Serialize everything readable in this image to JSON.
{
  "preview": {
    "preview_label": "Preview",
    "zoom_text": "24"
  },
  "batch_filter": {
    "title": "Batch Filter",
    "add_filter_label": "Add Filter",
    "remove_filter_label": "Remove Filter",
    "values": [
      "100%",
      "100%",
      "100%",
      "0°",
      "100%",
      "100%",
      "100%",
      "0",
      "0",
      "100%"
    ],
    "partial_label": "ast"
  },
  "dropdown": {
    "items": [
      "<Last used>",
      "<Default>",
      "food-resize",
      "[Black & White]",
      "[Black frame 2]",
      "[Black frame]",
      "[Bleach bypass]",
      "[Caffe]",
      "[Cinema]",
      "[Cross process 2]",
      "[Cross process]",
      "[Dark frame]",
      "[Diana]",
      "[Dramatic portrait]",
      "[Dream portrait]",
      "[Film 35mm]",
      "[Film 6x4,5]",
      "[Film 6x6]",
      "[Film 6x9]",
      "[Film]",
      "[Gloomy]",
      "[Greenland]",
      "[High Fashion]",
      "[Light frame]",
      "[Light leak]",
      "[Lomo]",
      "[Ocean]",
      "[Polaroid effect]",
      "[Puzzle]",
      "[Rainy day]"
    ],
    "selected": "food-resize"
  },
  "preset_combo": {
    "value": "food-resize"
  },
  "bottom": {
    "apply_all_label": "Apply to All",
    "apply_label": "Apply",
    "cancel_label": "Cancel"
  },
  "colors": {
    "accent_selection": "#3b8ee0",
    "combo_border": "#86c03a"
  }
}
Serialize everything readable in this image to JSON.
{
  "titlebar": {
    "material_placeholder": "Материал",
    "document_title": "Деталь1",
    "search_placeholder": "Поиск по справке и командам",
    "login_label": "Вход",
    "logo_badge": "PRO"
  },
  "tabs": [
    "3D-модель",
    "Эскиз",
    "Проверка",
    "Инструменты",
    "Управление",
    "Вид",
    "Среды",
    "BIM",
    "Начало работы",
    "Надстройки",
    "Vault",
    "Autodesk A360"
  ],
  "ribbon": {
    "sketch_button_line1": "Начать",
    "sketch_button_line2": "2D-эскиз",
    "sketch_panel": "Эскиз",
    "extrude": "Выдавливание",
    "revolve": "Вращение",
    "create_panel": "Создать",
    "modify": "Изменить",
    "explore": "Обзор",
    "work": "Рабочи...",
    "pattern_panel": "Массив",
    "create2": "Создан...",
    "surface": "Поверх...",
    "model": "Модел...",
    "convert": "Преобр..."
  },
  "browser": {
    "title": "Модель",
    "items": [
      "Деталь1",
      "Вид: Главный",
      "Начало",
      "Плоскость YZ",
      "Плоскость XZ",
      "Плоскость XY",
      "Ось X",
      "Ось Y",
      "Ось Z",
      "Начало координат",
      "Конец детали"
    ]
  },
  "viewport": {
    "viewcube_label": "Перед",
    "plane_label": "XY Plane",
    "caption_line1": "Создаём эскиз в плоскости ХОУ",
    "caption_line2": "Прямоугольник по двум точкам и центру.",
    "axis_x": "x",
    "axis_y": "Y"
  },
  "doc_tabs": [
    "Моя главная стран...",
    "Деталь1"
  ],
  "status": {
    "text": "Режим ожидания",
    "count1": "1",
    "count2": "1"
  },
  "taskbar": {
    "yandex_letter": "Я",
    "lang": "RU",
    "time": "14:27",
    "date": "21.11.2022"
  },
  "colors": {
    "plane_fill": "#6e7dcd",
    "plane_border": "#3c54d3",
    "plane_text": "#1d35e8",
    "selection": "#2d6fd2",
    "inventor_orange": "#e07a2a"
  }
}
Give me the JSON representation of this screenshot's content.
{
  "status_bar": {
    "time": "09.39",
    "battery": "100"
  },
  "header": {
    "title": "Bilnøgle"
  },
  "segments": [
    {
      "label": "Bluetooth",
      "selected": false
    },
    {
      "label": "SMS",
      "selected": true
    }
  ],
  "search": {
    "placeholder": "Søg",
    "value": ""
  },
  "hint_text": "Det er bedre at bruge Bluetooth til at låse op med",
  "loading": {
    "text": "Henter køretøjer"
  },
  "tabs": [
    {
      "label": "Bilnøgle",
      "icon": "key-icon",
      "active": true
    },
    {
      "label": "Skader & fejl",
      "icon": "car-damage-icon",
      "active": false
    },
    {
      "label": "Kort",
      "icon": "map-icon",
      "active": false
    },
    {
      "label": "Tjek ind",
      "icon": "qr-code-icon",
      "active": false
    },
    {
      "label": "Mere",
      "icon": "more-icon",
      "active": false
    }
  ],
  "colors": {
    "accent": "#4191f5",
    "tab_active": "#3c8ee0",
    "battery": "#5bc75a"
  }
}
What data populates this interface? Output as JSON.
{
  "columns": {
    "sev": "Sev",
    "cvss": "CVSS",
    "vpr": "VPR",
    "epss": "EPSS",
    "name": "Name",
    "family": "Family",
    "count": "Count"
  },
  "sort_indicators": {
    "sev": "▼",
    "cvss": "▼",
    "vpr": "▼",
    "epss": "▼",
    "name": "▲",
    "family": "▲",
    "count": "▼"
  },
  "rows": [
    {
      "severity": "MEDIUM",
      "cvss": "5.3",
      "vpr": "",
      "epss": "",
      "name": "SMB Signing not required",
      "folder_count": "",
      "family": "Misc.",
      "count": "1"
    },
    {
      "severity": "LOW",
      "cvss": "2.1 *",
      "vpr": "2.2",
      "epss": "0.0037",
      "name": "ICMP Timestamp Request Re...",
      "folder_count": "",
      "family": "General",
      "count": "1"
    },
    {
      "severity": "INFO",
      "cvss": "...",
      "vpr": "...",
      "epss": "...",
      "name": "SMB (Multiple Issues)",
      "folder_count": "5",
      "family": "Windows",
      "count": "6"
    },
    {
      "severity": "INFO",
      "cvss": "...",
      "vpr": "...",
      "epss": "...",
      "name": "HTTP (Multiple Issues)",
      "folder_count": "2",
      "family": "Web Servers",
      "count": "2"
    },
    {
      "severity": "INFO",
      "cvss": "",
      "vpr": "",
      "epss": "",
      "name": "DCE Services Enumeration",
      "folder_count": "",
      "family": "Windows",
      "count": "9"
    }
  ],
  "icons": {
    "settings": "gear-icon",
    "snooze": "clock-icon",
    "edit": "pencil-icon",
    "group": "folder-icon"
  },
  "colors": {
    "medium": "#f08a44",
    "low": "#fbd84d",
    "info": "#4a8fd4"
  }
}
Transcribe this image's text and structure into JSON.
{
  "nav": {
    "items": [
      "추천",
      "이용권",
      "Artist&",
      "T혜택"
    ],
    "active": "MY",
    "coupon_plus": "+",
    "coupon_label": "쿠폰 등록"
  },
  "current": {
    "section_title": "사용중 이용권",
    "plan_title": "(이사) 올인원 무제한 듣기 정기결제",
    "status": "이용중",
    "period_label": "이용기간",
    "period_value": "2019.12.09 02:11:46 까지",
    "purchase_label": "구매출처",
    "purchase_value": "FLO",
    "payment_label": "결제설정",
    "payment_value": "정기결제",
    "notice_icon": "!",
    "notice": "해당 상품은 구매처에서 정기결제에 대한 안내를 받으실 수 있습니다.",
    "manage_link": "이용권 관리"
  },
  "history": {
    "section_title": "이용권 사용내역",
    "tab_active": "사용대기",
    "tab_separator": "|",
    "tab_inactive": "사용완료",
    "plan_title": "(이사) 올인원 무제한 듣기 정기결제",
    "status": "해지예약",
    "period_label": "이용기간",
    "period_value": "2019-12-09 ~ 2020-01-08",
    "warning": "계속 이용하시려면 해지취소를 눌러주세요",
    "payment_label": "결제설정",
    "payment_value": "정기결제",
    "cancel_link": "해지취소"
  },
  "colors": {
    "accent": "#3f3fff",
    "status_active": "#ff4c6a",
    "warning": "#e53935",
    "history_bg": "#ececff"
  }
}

----

## Exercise details
Copy out the full set of records precisely, leaving nothing out.

## Task solution
Serialize everything readable in this image to JSON.
{
  "preview": {
    "preview_label": "Preview",
    "zoom_text": "24"
  },
  "batch_filter": {
    "title": "Batch Filter",
    "add_filter_label": "Add Filter",
    "remove_filter_label": "Remove Filter",
    "values": [
      "100%",
      "100%",
      "100%",
      "0°",
      "100%",
      "100%",
      "100%",
      "0",
      "0",
      "100%"
    ],
    "partial_label": "ast"
  },
  "dropdown": {
    "items": [
      "<Last used>",
      "<Default>",
      "food-resize",
      "[Black & White]",
      "[Black frame 2]",
      "[Black frame]",
      "[Bleach bypass]",
      "[Caffe]",
      "[Cinema]",
      "[Cross process 2]",
      "[Cross process]",
      "[Dark frame]",
      "[Diana]",
      "[Dramatic portrait]",
      "[Dream portrait]",
      "[Film 35mm]",
      "[Film 6x4,5]",
      "[Film 6x6]",
      "[Film 6x9]",
      "[Film]",
      "[Gloomy]",
      "[Greenland]",
      "[High Fashion]",
      "[Light frame]",
      "[Light leak]",
      "[Lomo]",
      "[Ocean]",
      "[Polaroid effect]",
      "[Puzzle]",
      "[Rainy day]"
    ],
    "selected": "food-resize"
  },
  "preset_combo": {
    "value": "food-resize"
  },
  "bottom": {
    "apply_all_label": "Apply to All",
    "apply_label": "Apply",
    "cancel_label": "Cancel"
  },
  "colors": {
    "accent_selection": "#3b8ee0",
    "combo_border": "#86c03a"
  }
}
Serialize everything readable in this image to JSON.
{
  "titlebar": {
    "material_placeholder": "Материал",
    "document_title": "Деталь1",
    "search_placeholder": "Поиск по справке и командам",
    "login_label": "Вход",
    "logo_badge": "PRO"
  },
  "tabs": [
    "3D-модель",
    "Эскиз",
    "Проверка",
    "Инструменты",
    "Управление",
    "Вид",
    "Среды",
    "BIM",
    "Начало работы",
    "Надстройки",
    "Vault",
    "Autodesk A360"
  ],
  "ribbon": {
    "sketch_button_line1": "Начать",
    "sketch_button_line2": "2D-эскиз",
    "sketch_panel": "Эскиз",
    "extrude": "Выдавливание",
    "revolve": "Вращение",
    "create_panel": "Создать",
    "modify": "Изменить",
    "explore": "Обзор",
    "work": "Рабочи...",
    "pattern_panel": "Массив",
    "create2": "Создан...",
    "surface": "Поверх...",
    "model": "Модел...",
    "convert": "Преобр..."
  },
  "browser": {
    "title": "Модель",
    "items": [
      "Деталь1",
      "Вид: Главный",
      "Начало",
      "Плоскость YZ",
      "Плоскость XZ",
      "Плоскость XY",
      "Ось X",
      "Ось Y",
      "Ось Z",
      "Начало координат",
      "Конец детали"
    ]
  },
  "viewport": {
    "viewcube_label": "Перед",
    "plane_label": "XY Plane",
    "caption_line1": "Создаём эскиз в плоскости ХОУ",
    "caption_line2": "Прямоугольник по двум точкам и центру.",
    "axis_x": "x",
    "axis_y": "Y"
  },
  "doc_tabs": [
    "Моя главная стран...",
    "Деталь1"
  ],
  "status": {
    "text": "Режим ожидания",
    "count1": "1",
    "count2": "1"
  },
  "taskbar": {
    "yandex_letter": "Я",
    "lang": "RU",
    "time": "14:27",
    "date": "21.11.2022"
  },
  "colors": {
    "plane_fill": "#6e7dcd",
    "plane_border": "#3c54d3",
    "plane_text": "#1d35e8",
    "selection": "#2d6fd2",
    "inventor_orange": "#e07a2a"
  }
}
Give me the JSON representation of this screenshot's content.
{
  "status_bar": {
    "time": "09.39",
    "battery": "100"
  },
  "header": {
    "title": "Bilnøgle"
  },
  "segments": [
    {
      "label": "Bluetooth",
      "selected": false
    },
    {
      "label": "SMS",
      "selected": true
    }
  ],
  "search": {
    "placeholder": "Søg",
    "value": ""
  },
  "hint_text": "Det er bedre at bruge Bluetooth til at låse op med",
  "loading": {
    "text": "Henter køretøjer"
  },
  "tabs": [
    {
      "label": "Bilnøgle",
      "icon": "key-icon",
      "active": true
    },
    {
      "label": "Skader & fejl",
      "icon": "car-damage-icon",
      "active": false
    },
    {
      "label": "Kort",
      "icon": "map-icon",
      "active": false
    },
    {
      "label": "Tjek ind",
      "icon": "qr-code-icon",
      "active": false
    },
    {
      "label": "Mere",
      "icon": "more-icon",
      "active": false
    }
  ],
  "colors": {
    "accent": "#4191f5",
    "tab_active": "#3c8ee0",
    "battery": "#5bc75a"
  }
}
What data populates this interface? Output as JSON.
{
  "columns": {
    "sev": "Sev",
    "cvss": "CVSS",
    "vpr": "VPR",
    "epss": "EPSS",
    "name": "Name",
    "family": "Family",
    "count": "Count"
  },
  "sort_indicators": {
    "sev": "▼",
    "cvss": "▼",
    "vpr": "▼",
    "epss": "▼",
    "name": "▲",
    "family": "▲",
    "count": "▼"
  },
  "rows": [
    {
      "severity": "MEDIUM",
      "cvss": "5.3",
      "vpr": "",
      "epss": "",
      "name": "SMB Signing not required",
      "folder_count": "",
      "family": "Misc.",
      "count": "1"
    },
    {
      "severity": "LOW",
      "cvss": "2.1 *",
      "vpr": "2.2",
      "epss": "0.0037",
      "name": "ICMP Timestamp Request Re...",
      "folder_count": "",
      "family": "General",
      "count": "1"
    },
    {
      "severity": "INFO",
      "cvss": "...",
      "vpr": "...",
      "epss": "...",
      "name": "SMB (Multiple Issues)",
      "folder_count": "5",
      "family": "Windows",
      "count": "6"
    },
    {
      "severity": "INFO",
      "cvss": "...",
      "vpr": "...",
      "epss": "...",
      "name": "HTTP (Multiple Issues)",
      "folder_count": "2",
      "family": "Web Servers",
      "count": "2"
    },
    {
      "severity": "INFO",
      "cvss": "",
      "vpr": "",
      "epss": "",
      "name": "DCE Services Enumeration",
      "folder_count": "",
      "family": "Windows",
      "count": "9"
    }
  ],
  "icons": {
    "settings": "gear-icon",
    "snooze": "clock-icon",
    "edit": "pencil-icon",
    "group": "folder-icon"
  },
  "colors": {
    "medium": "#f08a44",
    "low": "#fbd84d",
    "info": "#4a8fd4"
  }
}
Transcribe this image's text and structure into JSON.
{
  "nav": {
    "items": [
      "추천",
      "이용권",
      "Artist&",
      "T혜택"
    ],
    "active": "MY",
    "coupon_plus": "+",
    "coupon_label": "쿠폰 등록"
  },
  "current": {
    "section_title": "사용중 이용권",
    "plan_title": "(이사) 올인원 무제한 듣기 정기결제",
    "status": "이용중",
    "period_label": "이용기간",
    "period_value": "2019.12.09 02:11:46 까지",
    "purchase_label": "구매출처",
    "purchase_value": "FLO",
    "payment_label": "결제설정",
    "payment_value": "정기결제",
    "notice_icon": "!",
    "notice": "해당 상품은 구매처에서 정기결제에 대한 안내를 받으실 수 있습니다.",
    "manage_link": "이용권 관리"
  },
  "history": {
    "section_title": "이용권 사용내역",
    "tab_active": "사용대기",
    "tab_separator": "|",
    "tab_inactive": "사용완료",
    "plan_title": "(이사) 올인원 무제한 듣기 정기결제",
    "status": "해지예약",
    "period_label": "이용기간",
    "period_value": "2019-12-09 ~ 2020-01-08",
    "warning": "계속 이용하시려면 해지취소를 눌러주세요",
    "payment_label": "결제설정",
    "payment_value": "정기결제",
    "cancel_link": "해지취소"
  },
  "colors": {
    "accent": "#3f3fff",
    "status_active": "#ff4c6a",
    "warning": "#e53935",
    "history_bg": "#ececff"
  }
}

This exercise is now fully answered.